<<<<

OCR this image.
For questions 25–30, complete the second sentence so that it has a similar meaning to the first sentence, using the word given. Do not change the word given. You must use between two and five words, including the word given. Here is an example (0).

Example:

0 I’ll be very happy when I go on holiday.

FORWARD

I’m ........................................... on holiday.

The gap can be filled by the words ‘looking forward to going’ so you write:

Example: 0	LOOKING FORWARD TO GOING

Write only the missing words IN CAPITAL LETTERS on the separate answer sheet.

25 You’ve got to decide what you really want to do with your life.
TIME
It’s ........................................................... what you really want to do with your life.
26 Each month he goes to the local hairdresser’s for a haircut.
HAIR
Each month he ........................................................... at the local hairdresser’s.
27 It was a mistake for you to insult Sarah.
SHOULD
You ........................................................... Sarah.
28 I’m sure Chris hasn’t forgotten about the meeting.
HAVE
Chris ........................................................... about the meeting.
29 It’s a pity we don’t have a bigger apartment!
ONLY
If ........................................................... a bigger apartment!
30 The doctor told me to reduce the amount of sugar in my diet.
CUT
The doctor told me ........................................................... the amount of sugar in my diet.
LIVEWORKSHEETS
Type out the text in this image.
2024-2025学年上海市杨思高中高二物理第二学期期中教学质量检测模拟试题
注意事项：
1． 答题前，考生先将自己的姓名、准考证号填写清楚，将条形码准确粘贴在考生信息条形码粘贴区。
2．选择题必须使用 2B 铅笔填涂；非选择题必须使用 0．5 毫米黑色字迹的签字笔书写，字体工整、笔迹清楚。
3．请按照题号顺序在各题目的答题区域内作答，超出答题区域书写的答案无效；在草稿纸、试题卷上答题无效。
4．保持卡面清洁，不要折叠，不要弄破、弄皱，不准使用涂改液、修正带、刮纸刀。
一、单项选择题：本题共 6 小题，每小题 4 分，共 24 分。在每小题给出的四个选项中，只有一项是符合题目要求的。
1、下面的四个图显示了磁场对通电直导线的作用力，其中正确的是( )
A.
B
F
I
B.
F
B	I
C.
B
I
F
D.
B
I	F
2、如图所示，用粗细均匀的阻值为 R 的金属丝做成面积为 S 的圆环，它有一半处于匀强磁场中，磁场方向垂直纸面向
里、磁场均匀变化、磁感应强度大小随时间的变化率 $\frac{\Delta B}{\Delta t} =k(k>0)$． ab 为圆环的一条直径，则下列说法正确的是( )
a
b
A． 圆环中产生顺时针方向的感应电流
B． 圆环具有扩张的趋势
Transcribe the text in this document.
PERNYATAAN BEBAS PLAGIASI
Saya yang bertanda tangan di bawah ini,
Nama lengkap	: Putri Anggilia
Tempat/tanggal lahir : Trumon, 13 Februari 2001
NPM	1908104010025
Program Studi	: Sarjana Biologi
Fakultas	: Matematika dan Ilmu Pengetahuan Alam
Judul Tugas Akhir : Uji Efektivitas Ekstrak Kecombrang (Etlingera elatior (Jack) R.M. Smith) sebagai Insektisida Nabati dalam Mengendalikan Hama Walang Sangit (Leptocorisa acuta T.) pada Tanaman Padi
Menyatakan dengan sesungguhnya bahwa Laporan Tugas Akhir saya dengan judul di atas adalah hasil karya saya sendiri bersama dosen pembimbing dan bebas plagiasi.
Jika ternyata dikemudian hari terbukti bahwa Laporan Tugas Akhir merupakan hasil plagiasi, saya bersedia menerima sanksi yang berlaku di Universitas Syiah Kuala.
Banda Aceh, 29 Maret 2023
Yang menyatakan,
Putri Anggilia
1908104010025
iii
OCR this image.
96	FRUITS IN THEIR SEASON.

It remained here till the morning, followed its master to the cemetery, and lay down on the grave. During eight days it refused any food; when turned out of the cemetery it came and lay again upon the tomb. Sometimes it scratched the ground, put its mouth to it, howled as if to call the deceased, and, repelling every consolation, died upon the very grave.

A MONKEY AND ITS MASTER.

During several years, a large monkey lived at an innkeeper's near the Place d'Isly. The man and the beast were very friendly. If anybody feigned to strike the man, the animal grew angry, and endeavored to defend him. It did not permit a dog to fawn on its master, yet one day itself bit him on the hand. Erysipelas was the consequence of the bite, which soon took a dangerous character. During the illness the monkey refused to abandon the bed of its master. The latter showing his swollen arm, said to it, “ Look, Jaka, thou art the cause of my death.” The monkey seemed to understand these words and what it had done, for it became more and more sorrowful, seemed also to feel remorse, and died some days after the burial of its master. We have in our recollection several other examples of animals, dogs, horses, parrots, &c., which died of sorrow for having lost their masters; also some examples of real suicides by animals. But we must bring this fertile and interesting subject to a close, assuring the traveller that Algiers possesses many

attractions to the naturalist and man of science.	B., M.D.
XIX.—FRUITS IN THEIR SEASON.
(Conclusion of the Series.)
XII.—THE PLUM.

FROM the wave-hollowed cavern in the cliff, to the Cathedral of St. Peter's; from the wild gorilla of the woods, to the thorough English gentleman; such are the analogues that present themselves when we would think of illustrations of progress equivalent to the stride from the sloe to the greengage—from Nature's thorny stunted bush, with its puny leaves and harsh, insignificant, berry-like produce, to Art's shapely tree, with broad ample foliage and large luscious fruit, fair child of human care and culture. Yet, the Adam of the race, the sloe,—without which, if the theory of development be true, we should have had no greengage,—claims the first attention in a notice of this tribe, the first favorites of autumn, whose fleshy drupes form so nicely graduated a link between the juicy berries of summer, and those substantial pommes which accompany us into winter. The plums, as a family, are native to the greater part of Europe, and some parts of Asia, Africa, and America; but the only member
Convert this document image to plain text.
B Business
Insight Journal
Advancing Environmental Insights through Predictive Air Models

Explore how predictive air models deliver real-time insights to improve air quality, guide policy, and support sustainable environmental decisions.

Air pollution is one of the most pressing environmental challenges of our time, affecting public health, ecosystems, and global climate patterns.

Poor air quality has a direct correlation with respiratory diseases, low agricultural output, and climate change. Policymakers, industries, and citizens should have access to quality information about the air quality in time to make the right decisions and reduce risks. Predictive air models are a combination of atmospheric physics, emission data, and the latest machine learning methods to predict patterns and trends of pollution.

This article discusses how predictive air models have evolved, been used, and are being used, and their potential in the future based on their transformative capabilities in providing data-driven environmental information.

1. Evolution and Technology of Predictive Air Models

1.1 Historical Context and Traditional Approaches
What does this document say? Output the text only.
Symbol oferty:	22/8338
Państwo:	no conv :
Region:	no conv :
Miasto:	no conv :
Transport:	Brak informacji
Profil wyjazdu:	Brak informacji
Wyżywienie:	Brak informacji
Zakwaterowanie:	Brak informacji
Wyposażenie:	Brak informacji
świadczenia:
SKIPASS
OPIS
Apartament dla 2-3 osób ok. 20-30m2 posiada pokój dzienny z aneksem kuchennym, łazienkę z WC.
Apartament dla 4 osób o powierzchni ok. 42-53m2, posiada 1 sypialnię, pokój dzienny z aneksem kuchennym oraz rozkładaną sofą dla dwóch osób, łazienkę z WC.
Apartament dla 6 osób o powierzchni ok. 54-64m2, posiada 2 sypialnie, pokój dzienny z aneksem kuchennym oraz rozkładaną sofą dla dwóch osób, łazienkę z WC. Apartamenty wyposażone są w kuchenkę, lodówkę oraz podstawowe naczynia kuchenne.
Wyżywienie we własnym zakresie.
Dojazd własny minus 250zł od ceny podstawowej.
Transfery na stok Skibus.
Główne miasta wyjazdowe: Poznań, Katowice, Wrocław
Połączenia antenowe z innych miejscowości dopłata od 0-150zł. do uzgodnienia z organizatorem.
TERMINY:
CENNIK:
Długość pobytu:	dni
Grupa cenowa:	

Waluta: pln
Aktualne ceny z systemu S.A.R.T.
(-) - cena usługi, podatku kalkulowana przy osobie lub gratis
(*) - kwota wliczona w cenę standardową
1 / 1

>>>>

*Aim of the exercise:*
Extract the full listing above without altering anything.

*Task answer:*
OCR this image.
For questions 25–30, complete the second sentence so that it has a similar meaning to the first sentence, using the word given. Do not change the word given. You must use between two and five words, including the word given. Here is an example (0).

Example:

0 I’ll be very happy when I go on holiday.

FORWARD

I’m ........................................... on holiday.

The gap can be filled by the words ‘looking forward to going’ so you write:

Example: 0	LOOKING FORWARD TO GOING

Write only the missing words IN CAPITAL LETTERS on the separate answer sheet.

25 You’ve got to decide what you really want to do with your life.
TIME
It’s ........................................................... what you really want to do with your life.
26 Each month he goes to the local hairdresser’s for a haircut.
HAIR
Each month he ........................................................... at the local hairdresser’s.
27 It was a mistake for you to insult Sarah.
SHOULD
You ........................................................... Sarah.
28 I’m sure Chris hasn’t forgotten about the meeting.
HAVE
Chris ........................................................... about the meeting.
29 It’s a pity we don’t have a bigger apartment!
ONLY
If ........................................................... a bigger apartment!
30 The doctor told me to reduce the amount of sugar in my diet.
CUT
The doctor told me ........................................................... the amount of sugar in my diet.
LIVEWORKSHEETS
Type out the text in this image.
2024-2025学年上海市杨思高中高二物理第二学期期中教学质量检测模拟试题
注意事项：
1． 答题前，考生先将自己的姓名、准考证号填写清楚，将条形码准确粘贴在考生信息条形码粘贴区。
2．选择题必须使用 2B 铅笔填涂；非选择题必须使用 0．5 毫米黑色字迹的签字笔书写，字体工整、笔迹清楚。
3．请按照题号顺序在各题目的答题区域内作答，超出答题区域书写的答案无效；在草稿纸、试题卷上答题无效。
4．保持卡面清洁，不要折叠，不要弄破、弄皱，不准使用涂改液、修正带、刮纸刀。
一、单项选择题：本题共 6 小题，每小题 4 分，共 24 分。在每小题给出的四个选项中，只有一项是符合题目要求的。
1、下面的四个图显示了磁场对通电直导线的作用力，其中正确的是( )
A.
B
F
I
B.
F
B	I
C.
B
I
F
D.
B
I	F
2、如图所示，用粗细均匀的阻值为 R 的金属丝做成面积为 S 的圆环，它有一半处于匀强磁场中，磁场方向垂直纸面向
里、磁场均匀变化、磁感应强度大小随时间的变化率 $\frac{\Delta B}{\Delta t} =k(k>0)$． ab 为圆环的一条直径，则下列说法正确的是( )
a
b
A． 圆环中产生顺时针方向的感应电流
B． 圆环具有扩张的趋势
Transcribe the text in this document.
PERNYATAAN BEBAS PLAGIASI
Saya yang bertanda tangan di bawah ini,
Nama lengkap	: Putri Anggilia
Tempat/tanggal lahir : Trumon, 13 Februari 2001
NPM	1908104010025
Program Studi	: Sarjana Biologi
Fakultas	: Matematika dan Ilmu Pengetahuan Alam
Judul Tugas Akhir : Uji Efektivitas Ekstrak Kecombrang (Etlingera elatior (Jack) R.M. Smith) sebagai Insektisida Nabati dalam Mengendalikan Hama Walang Sangit (Leptocorisa acuta T.) pada Tanaman Padi
Menyatakan dengan sesungguhnya bahwa Laporan Tugas Akhir saya dengan judul di atas adalah hasil karya saya sendiri bersama dosen pembimbing dan bebas plagiasi.
Jika ternyata dikemudian hari terbukti bahwa Laporan Tugas Akhir merupakan hasil plagiasi, saya bersedia menerima sanksi yang berlaku di Universitas Syiah Kuala.
Banda Aceh, 29 Maret 2023
Yang menyatakan,
Putri Anggilia
1908104010025
iii
OCR this image.
96	FRUITS IN THEIR SEASON.

It remained here till the morning, followed its master to the cemetery, and lay down on the grave. During eight days it refused any food; when turned out of the cemetery it came and lay again upon the tomb. Sometimes it scratched the ground, put its mouth to it, howled as if to call the deceased, and, repelling every consolation, died upon the very grave.

A MONKEY AND ITS MASTER.

During several years, a large monkey lived at an innkeeper's near the Place d'Isly. The man and the beast were very friendly. If anybody feigned to strike the man, the animal grew angry, and endeavored to defend him. It did not permit a dog to fawn on its master, yet one day itself bit him on the hand. Erysipelas was the consequence of the bite, which soon took a dangerous character. During the illness the monkey refused to abandon the bed of its master. The latter showing his swollen arm, said to it, “ Look, Jaka, thou art the cause of my death.” The monkey seemed to understand these words and what it had done, for it became more and more sorrowful, seemed also to feel remorse, and died some days after the burial of its master. We have in our recollection several other examples of animals, dogs, horses, parrots, &c., which died of sorrow for having lost their masters; also some examples of real suicides by animals. But we must bring this fertile and interesting subject to a close, assuring the traveller that Algiers possesses many

attractions to the naturalist and man of science.	B., M.D.
XIX.—FRUITS IN THEIR SEASON.
(Conclusion of the Series.)
XII.—THE PLUM.

FROM the wave-hollowed cavern in the cliff, to the Cathedral of St. Peter's; from the wild gorilla of the woods, to the thorough English gentleman; such are the analogues that present themselves when we would think of illustrations of progress equivalent to the stride from the sloe to the greengage—from Nature's thorny stunted bush, with its puny leaves and harsh, insignificant, berry-like produce, to Art's shapely tree, with broad ample foliage and large luscious fruit, fair child of human care and culture. Yet, the Adam of the race, the sloe,—without which, if the theory of development be true, we should have had no greengage,—claims the first attention in a notice of this tribe, the first favorites of autumn, whose fleshy drupes form so nicely graduated a link between the juicy berries of summer, and those substantial pommes which accompany us into winter. The plums, as a family, are native to the greater part of Europe, and some parts of Asia, Africa, and America; but the only member
Convert this document image to plain text.
B Business
Insight Journal
Advancing Environmental Insights through Predictive Air Models

Explore how predictive air models deliver real-time insights to improve air quality, guide policy, and support sustainable environmental decisions.

Air pollution is one of the most pressing environmental challenges of our time, affecting public health, ecosystems, and global climate patterns.

Poor air quality has a direct correlation with respiratory diseases, low agricultural output, and climate change. Policymakers, industries, and citizens should have access to quality information about the air quality in time to make the right decisions and reduce risks. Predictive air models are a combination of atmospheric physics, emission data, and the latest machine learning methods to predict patterns and trends of pollution.

This article discusses how predictive air models have evolved, been used, and are being used, and their potential in the future based on their transformative capabilities in providing data-driven environmental information.

1. Evolution and Technology of Predictive Air Models

1.1 Historical Context and Traditional Approaches
What does this document say? Output the text only.
Symbol oferty:	22/8338
Państwo:	no conv :
Region:	no conv :
Miasto:	no conv :
Transport:	Brak informacji
Profil wyjazdu:	Brak informacji
Wyżywienie:	Brak informacji
Zakwaterowanie:	Brak informacji
Wyposażenie:	Brak informacji
świadczenia:
SKIPASS
OPIS
Apartament dla 2-3 osób ok. 20-30m2 posiada pokój dzienny z aneksem kuchennym, łazienkę z WC.
Apartament dla 4 osób o powierzchni ok. 42-53m2, posiada 1 sypialnię, pokój dzienny z aneksem kuchennym oraz rozkładaną sofą dla dwóch osób, łazienkę z WC.
Apartament dla 6 osób o powierzchni ok. 54-64m2, posiada 2 sypialnie, pokój dzienny z aneksem kuchennym oraz rozkładaną sofą dla dwóch osób, łazienkę z WC. Apartamenty wyposażone są w kuchenkę, lodówkę oraz podstawowe naczynia kuchenne.
Wyżywienie we własnym zakresie.
Dojazd własny minus 250zł od ceny podstawowej.
Transfery na stok Skibus.
Główne miasta wyjazdowe: Poznań, Katowice, Wrocław
Połączenia antenowe z innych miejscowości dopłata od 0-150zł. do uzgodnienia z organizatorem.
TERMINY:
CENNIK:
Długość pobytu:	dni
Grupa cenowa:	

Waluta: pln
Aktualne ceny z systemu S.A.R.T.
(-) - cena usługi, podatku kalkulowana przy osobie lub gratis
(*) - kwota wliczona w cenę standardową
1 / 1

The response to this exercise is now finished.